● **Records**:
::::::::::

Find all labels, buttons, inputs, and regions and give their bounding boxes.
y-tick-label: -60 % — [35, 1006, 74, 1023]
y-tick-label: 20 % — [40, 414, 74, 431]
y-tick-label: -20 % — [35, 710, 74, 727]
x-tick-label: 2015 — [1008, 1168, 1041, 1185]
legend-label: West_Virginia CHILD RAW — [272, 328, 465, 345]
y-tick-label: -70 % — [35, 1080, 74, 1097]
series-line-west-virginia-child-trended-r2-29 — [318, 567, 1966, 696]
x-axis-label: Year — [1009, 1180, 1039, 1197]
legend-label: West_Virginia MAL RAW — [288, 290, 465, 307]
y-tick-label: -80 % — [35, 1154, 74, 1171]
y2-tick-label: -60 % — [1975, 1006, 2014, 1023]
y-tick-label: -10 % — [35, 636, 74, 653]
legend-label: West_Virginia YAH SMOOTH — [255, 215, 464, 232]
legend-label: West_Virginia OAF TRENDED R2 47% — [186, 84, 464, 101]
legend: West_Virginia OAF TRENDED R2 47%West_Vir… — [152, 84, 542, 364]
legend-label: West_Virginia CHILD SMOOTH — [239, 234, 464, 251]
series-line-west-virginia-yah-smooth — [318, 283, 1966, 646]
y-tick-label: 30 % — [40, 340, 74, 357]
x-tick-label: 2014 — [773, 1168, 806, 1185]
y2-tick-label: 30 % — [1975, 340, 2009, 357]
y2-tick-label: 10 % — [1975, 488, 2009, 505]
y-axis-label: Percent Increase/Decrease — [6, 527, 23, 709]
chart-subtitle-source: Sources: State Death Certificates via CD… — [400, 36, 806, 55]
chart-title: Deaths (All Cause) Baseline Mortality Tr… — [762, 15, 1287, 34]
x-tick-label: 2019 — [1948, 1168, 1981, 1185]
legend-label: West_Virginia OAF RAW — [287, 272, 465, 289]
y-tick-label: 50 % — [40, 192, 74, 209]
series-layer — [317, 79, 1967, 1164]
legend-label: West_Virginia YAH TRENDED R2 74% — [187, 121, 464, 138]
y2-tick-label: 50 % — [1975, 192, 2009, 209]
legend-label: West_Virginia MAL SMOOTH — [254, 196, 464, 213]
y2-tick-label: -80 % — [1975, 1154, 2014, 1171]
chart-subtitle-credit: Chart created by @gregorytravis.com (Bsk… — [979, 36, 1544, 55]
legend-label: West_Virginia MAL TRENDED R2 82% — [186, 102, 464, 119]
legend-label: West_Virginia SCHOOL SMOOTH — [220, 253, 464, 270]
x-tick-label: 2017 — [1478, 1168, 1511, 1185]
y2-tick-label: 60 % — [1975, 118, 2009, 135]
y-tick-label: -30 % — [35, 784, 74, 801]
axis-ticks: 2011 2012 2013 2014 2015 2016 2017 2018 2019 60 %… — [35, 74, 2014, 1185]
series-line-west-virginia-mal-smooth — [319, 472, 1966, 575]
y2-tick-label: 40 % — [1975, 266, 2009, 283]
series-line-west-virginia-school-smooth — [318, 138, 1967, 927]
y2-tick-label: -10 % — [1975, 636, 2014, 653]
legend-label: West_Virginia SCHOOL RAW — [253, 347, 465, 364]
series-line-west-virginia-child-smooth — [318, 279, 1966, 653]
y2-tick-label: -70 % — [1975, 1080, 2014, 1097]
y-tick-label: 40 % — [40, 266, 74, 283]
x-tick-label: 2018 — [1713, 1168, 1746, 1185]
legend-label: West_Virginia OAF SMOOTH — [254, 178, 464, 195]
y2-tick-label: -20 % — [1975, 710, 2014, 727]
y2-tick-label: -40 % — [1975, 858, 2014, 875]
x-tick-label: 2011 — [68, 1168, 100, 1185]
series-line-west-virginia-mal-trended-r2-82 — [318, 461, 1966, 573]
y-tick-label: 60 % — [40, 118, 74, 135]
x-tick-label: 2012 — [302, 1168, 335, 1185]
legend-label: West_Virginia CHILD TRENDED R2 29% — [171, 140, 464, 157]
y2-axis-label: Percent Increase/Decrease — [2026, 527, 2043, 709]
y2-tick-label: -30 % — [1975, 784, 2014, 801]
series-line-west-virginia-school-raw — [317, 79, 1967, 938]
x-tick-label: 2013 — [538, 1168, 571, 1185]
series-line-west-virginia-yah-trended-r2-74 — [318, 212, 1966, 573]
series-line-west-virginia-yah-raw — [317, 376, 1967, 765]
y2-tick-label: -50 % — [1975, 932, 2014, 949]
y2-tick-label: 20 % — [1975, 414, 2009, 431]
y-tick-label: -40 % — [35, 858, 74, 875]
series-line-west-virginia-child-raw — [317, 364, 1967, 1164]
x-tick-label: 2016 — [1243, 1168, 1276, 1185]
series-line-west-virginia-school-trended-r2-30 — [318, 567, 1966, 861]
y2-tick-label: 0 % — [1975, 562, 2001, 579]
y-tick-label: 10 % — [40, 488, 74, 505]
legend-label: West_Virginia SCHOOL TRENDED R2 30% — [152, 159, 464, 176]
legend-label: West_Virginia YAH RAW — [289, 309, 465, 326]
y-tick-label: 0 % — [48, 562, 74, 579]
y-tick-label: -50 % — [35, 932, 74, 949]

::::::::::

● **What this task involves**: Reproduce all of the records above, replacing every occurrence of "legend-label" with "legend-entry" and leaving everything else unchanged.

● **Problem solution**:
Find all labels, buttons, inputs, and regions and give their bounding boxes.
y-tick-label: -60 % — [35, 1006, 74, 1023]
y-tick-label: 20 % — [40, 414, 74, 431]
y-tick-label: -20 % — [35, 710, 74, 727]
x-tick-label: 2015 — [1008, 1168, 1041, 1185]
legend-entry: West_Virginia CHILD RAW — [272, 328, 465, 345]
y-tick-label: -70 % — [35, 1080, 74, 1097]
series-line-west-virginia-child-trended-r2-29 — [318, 567, 1966, 696]
x-axis-label: Year — [1009, 1180, 1039, 1197]
legend-entry: West_Virginia MAL RAW — [288, 290, 465, 307]
y-tick-label: -80 % — [35, 1154, 74, 1171]
y2-tick-label: -60 % — [1975, 1006, 2014, 1023]
y-tick-label: -10 % — [35, 636, 74, 653]
legend-entry: West_Virginia YAH SMOOTH — [255, 215, 464, 232]
legend-entry: West_Virginia OAF TRENDED R2 47% — [186, 84, 464, 101]
legend: West_Virginia OAF TRENDED R2 47%West_Vir… — [152, 84, 542, 364]
legend-entry: West_Virginia CHILD SMOOTH — [239, 234, 464, 251]
series-line-west-virginia-yah-smooth — [318, 283, 1966, 646]
y-tick-label: 30 % — [40, 340, 74, 357]
x-tick-label: 2014 — [773, 1168, 806, 1185]
y2-tick-label: 30 % — [1975, 340, 2009, 357]
y2-tick-label: 10 % — [1975, 488, 2009, 505]
y-axis-label: Percent Increase/Decrease — [6, 527, 23, 709]
chart-subtitle-source: Sources: State Death Certificates via CD… — [400, 36, 806, 55]
chart-title: Deaths (All Cause) Baseline Mortality Tr… — [762, 15, 1287, 34]
x-tick-label: 2019 — [1948, 1168, 1981, 1185]
legend-entry: West_Virginia OAF RAW — [287, 272, 465, 289]
y-tick-label: 50 % — [40, 192, 74, 209]
series-layer — [317, 79, 1967, 1164]
legend-entry: West_Virginia YAH TRENDED R2 74% — [187, 121, 464, 138]
y2-tick-label: 50 % — [1975, 192, 2009, 209]
legend-entry: West_Virginia MAL SMOOTH — [254, 196, 464, 213]
y2-tick-label: -80 % — [1975, 1154, 2014, 1171]
chart-subtitle-credit: Chart created by @gregorytravis.com (Bsk… — [979, 36, 1544, 55]
legend-entry: West_Virginia MAL TRENDED R2 82% — [186, 102, 464, 119]
legend-entry: West_Virginia SCHOOL SMOOTH — [220, 253, 464, 270]
x-tick-label: 2017 — [1478, 1168, 1511, 1185]
y2-tick-label: 60 % — [1975, 118, 2009, 135]
y-tick-label: -30 % — [35, 784, 74, 801]
axis-ticks: 2011 2012 2013 2014 2015 2016 2017 2018 2019 60 %… — [35, 74, 2014, 1185]
series-line-west-virginia-mal-smooth — [319, 472, 1966, 575]
y2-tick-label: 40 % — [1975, 266, 2009, 283]
series-line-west-virginia-school-smooth — [318, 138, 1967, 927]
y2-tick-label: -10 % — [1975, 636, 2014, 653]
legend-entry: West_Virginia SCHOOL RAW — [253, 347, 465, 364]
series-line-west-virginia-child-smooth — [318, 279, 1966, 653]
y2-tick-label: -70 % — [1975, 1080, 2014, 1097]
y-tick-label: 40 % — [40, 266, 74, 283]
x-tick-label: 2018 — [1713, 1168, 1746, 1185]
legend-entry: West_Virginia OAF SMOOTH — [254, 178, 464, 195]
y2-tick-label: -20 % — [1975, 710, 2014, 727]
y2-tick-label: -40 % — [1975, 858, 2014, 875]
x-tick-label: 2011 — [68, 1168, 100, 1185]
series-line-west-virginia-mal-trended-r2-82 — [318, 461, 1966, 573]
y-tick-label: 60 % — [40, 118, 74, 135]
x-tick-label: 2012 — [302, 1168, 335, 1185]
legend-entry: West_Virginia CHILD TRENDED R2 29% — [171, 140, 464, 157]
y2-axis-label: Percent Increase/Decrease — [2026, 527, 2043, 709]
y2-tick-label: -30 % — [1975, 784, 2014, 801]
series-line-west-virginia-school-raw — [317, 79, 1967, 938]
x-tick-label: 2013 — [538, 1168, 571, 1185]
series-line-west-virginia-yah-trended-r2-74 — [318, 212, 1966, 573]
series-line-west-virginia-yah-raw — [317, 376, 1967, 765]
y2-tick-label: -50 % — [1975, 932, 2014, 949]
y2-tick-label: 20 % — [1975, 414, 2009, 431]
y-tick-label: -40 % — [35, 858, 74, 875]
series-line-west-virginia-child-raw — [317, 364, 1967, 1164]
x-tick-label: 2016 — [1243, 1168, 1276, 1185]
series-line-west-virginia-school-trended-r2-30 — [318, 567, 1966, 861]
y2-tick-label: 0 % — [1975, 562, 2001, 579]
y-tick-label: 10 % — [40, 488, 74, 505]
legend-entry: West_Virginia SCHOOL TRENDED R2 30% — [152, 159, 464, 176]
legend-entry: West_Virginia YAH RAW — [289, 309, 465, 326]
y-tick-label: 0 % — [48, 562, 74, 579]
y-tick-label: -50 % — [35, 932, 74, 949]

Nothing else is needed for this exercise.